# RECORDS SUPPLIED
■ ■ ■
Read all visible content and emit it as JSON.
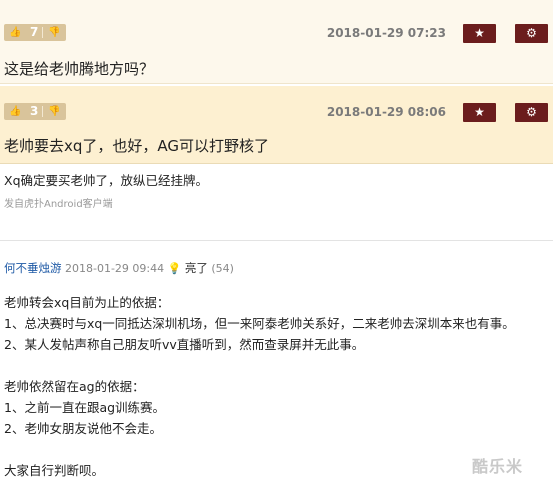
{
  "comments": [
    {
      "votes": "7",
      "timestamp": "2018-01-29 07:23",
      "text": "这是给老帅腾地方吗？"
    },
    {
      "votes": "3",
      "timestamp": "2018-01-29 08:06",
      "text": "老帅要去xq了，也好，AG可以打野核了"
    }
  ],
  "post1": {
    "text": "Xq确定要买老帅了，放纵已经挂牌。",
    "from": "发自虎扑Android客户端"
  },
  "post2": {
    "username": "何不垂烛游",
    "date": "2018-01-29 09:44",
    "light_label": "亮了",
    "light_count": "(54)",
    "lines": [
      "老帅转会xq目前为止的依据：",
      "1、总决赛时与xq一同抵达深圳机场，但一来阿泰老帅关系好，二来老帅去深圳本来也有事。",
      "2、某人发帖声称自己朋友听vv直播听到，然而查录屏并无此事。",
      "",
      "老帅依然留在ag的依据：",
      "1、之前一直在跟ag训练赛。",
      "2、老帅女朋友说他不会走。",
      "",
      "大家自行判断呗。"
    ]
  },
  "watermark": "酷乐米",
  "icons": {
    "thumb_up": "thumbs-up-icon",
    "thumb_down": "thumbs-down-icon",
    "star": "star-icon",
    "gear": "gear-icon",
    "bulb": "lightbulb-icon"
  },
  "colors": {
    "vote_bg": "#d9c49b",
    "action_bg": "#6b1d1d",
    "comment1_bg": "#fdf8ec",
    "comment2_bg": "#fdf0d1",
    "username": "#1f5aa6"
  }
}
■ ■ ■
Each record above is to be restated exactly, with its pictures removed from the copy.

# SOLUTION FOR THIS EXERCISE
Read all visible content and emit it as JSON.
{
  "comments": [
    {
      "votes": "7",
      "timestamp": "2018-01-29 07:23",
      "text": "这是给老帅腾地方吗？"
    },
    {
      "votes": "3",
      "timestamp": "2018-01-29 08:06",
      "text": "老帅要去xq了，也好，AG可以打野核了"
    }
  ],
  "post1": {
    "text": "Xq确定要买老帅了，放纵已经挂牌。",
    "from": "发自虎扑Android客户端"
  },
  "post2": {
    "username": "何不垂烛游",
    "date": "2018-01-29 09:44",
    "light_label": "亮了",
    "light_count": "(54)",
    "lines": [
      "老帅转会xq目前为止的依据：",
      "1、总决赛时与xq一同抵达深圳机场，但一来阿泰老帅关系好，二来老帅去深圳本来也有事。",
      "2、某人发帖声称自己朋友听vv直播听到，然而查录屏并无此事。",
      "",
      "老帅依然留在ag的依据：",
      "1、之前一直在跟ag训练赛。",
      "2、老帅女朋友说他不会走。",
      "",
      "大家自行判断呗。"
    ]
  },
  "watermark": "酷乐米",
  "icons": {
    "thumb_up": "thumbs-up-icon",
    "thumb_down": "thumbs-down-icon",
    "star": "star-icon",
    "gear": "gear-icon",
    "bulb": "lightbulb-icon"
  },
  "colors": {
    "vote_bg": "#d9c49b",
    "action_bg": "#6b1d1d",
    "comment1_bg": "#fdf8ec",
    "comment2_bg": "#fdf0d1",
    "username": "#1f5aa6"
  }
}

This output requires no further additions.